Start Records provided

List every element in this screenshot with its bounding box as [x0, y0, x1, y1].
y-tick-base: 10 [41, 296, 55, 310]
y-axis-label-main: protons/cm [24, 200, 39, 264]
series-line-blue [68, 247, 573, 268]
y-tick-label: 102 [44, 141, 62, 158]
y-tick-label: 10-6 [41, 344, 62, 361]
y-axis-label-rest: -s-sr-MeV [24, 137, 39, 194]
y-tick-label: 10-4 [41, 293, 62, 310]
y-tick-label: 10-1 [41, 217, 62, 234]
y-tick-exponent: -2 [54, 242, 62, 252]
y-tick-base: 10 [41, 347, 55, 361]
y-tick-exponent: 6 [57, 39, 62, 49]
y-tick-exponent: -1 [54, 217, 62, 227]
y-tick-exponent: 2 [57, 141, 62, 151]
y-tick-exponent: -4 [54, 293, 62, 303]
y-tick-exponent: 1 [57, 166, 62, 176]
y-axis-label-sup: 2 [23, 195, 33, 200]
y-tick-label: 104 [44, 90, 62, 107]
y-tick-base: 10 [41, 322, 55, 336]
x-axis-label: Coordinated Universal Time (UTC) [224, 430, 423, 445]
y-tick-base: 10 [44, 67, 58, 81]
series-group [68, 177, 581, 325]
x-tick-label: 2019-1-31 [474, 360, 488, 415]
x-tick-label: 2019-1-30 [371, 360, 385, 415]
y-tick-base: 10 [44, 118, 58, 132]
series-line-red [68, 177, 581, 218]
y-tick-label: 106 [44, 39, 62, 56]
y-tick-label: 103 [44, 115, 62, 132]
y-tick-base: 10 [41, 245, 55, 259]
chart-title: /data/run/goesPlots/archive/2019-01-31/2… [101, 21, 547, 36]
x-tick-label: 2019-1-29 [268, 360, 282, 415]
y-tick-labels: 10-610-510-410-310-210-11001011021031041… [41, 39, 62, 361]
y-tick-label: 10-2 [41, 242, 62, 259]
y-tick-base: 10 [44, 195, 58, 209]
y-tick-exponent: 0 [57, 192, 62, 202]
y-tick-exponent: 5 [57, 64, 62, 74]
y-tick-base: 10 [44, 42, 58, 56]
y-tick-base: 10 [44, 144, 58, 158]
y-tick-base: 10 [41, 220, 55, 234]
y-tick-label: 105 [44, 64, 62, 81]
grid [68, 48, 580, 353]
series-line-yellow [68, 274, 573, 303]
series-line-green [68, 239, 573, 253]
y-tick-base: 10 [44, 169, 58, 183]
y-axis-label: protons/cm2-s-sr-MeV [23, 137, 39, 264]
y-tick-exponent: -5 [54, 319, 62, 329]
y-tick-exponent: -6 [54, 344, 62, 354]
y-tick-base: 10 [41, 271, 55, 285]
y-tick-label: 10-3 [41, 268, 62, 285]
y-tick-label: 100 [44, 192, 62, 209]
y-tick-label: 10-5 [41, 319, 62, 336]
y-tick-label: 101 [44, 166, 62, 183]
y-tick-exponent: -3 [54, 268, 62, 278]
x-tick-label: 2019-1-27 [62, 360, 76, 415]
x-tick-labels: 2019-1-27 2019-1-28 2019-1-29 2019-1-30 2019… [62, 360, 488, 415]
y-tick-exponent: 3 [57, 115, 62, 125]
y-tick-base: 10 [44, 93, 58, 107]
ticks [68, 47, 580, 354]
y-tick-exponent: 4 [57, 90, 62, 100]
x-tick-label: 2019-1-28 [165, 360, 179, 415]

End Records provided

What needs to be done: Copy out all of the entries above again, unchanged and in the same order.

Completed task:
List every element in this screenshot with its bounding box as [x0, y0, x1, y1].
y-tick-base: 10 [41, 296, 55, 310]
y-axis-label-main: protons/cm [24, 200, 39, 264]
series-line-blue [68, 247, 573, 268]
y-tick-label: 102 [44, 141, 62, 158]
y-tick-label: 10-6 [41, 344, 62, 361]
y-axis-label-rest: -s-sr-MeV [24, 137, 39, 194]
y-tick-label: 10-4 [41, 293, 62, 310]
y-tick-label: 10-1 [41, 217, 62, 234]
y-tick-exponent: -2 [54, 242, 62, 252]
y-tick-base: 10 [41, 347, 55, 361]
y-tick-exponent: 6 [57, 39, 62, 49]
y-tick-exponent: -1 [54, 217, 62, 227]
y-tick-exponent: 2 [57, 141, 62, 151]
y-tick-exponent: -4 [54, 293, 62, 303]
y-tick-exponent: 1 [57, 166, 62, 176]
y-axis-label-sup: 2 [23, 195, 33, 200]
y-tick-label: 104 [44, 90, 62, 107]
y-tick-base: 10 [41, 322, 55, 336]
x-axis-label: Coordinated Universal Time (UTC) [224, 430, 423, 445]
y-tick-base: 10 [44, 67, 58, 81]
series-group [68, 177, 581, 325]
x-tick-label: 2019-1-31 [474, 360, 488, 415]
x-tick-label: 2019-1-30 [371, 360, 385, 415]
y-tick-base: 10 [44, 118, 58, 132]
series-line-red [68, 177, 581, 218]
y-tick-label: 106 [44, 39, 62, 56]
y-tick-label: 103 [44, 115, 62, 132]
y-tick-base: 10 [41, 245, 55, 259]
chart-title: /data/run/goesPlots/archive/2019-01-31/2… [101, 21, 547, 36]
x-tick-label: 2019-1-29 [268, 360, 282, 415]
y-tick-labels: 10-610-510-410-310-210-11001011021031041… [41, 39, 62, 361]
y-tick-label: 10-2 [41, 242, 62, 259]
y-tick-base: 10 [44, 195, 58, 209]
y-tick-exponent: 0 [57, 192, 62, 202]
y-tick-exponent: 5 [57, 64, 62, 74]
y-tick-base: 10 [44, 42, 58, 56]
y-tick-base: 10 [44, 144, 58, 158]
y-tick-base: 10 [41, 220, 55, 234]
y-tick-label: 105 [44, 64, 62, 81]
grid [68, 48, 580, 353]
series-line-yellow [68, 274, 573, 303]
series-line-green [68, 239, 573, 253]
y-tick-base: 10 [44, 169, 58, 183]
y-axis-label: protons/cm2-s-sr-MeV [23, 137, 39, 264]
y-tick-exponent: -5 [54, 319, 62, 329]
y-tick-exponent: -6 [54, 344, 62, 354]
y-tick-base: 10 [41, 271, 55, 285]
y-tick-label: 10-3 [41, 268, 62, 285]
y-tick-label: 100 [44, 192, 62, 209]
y-tick-label: 10-5 [41, 319, 62, 336]
y-tick-label: 101 [44, 166, 62, 183]
y-tick-exponent: -3 [54, 268, 62, 278]
x-tick-label: 2019-1-27 [62, 360, 76, 415]
x-tick-labels: 2019-1-27 2019-1-28 2019-1-29 2019-1-30 2019… [62, 360, 488, 415]
y-tick-exponent: 3 [57, 115, 62, 125]
y-tick-base: 10 [44, 93, 58, 107]
ticks [68, 47, 580, 354]
y-tick-exponent: 4 [57, 90, 62, 100]
x-tick-label: 2019-1-28 [165, 360, 179, 415]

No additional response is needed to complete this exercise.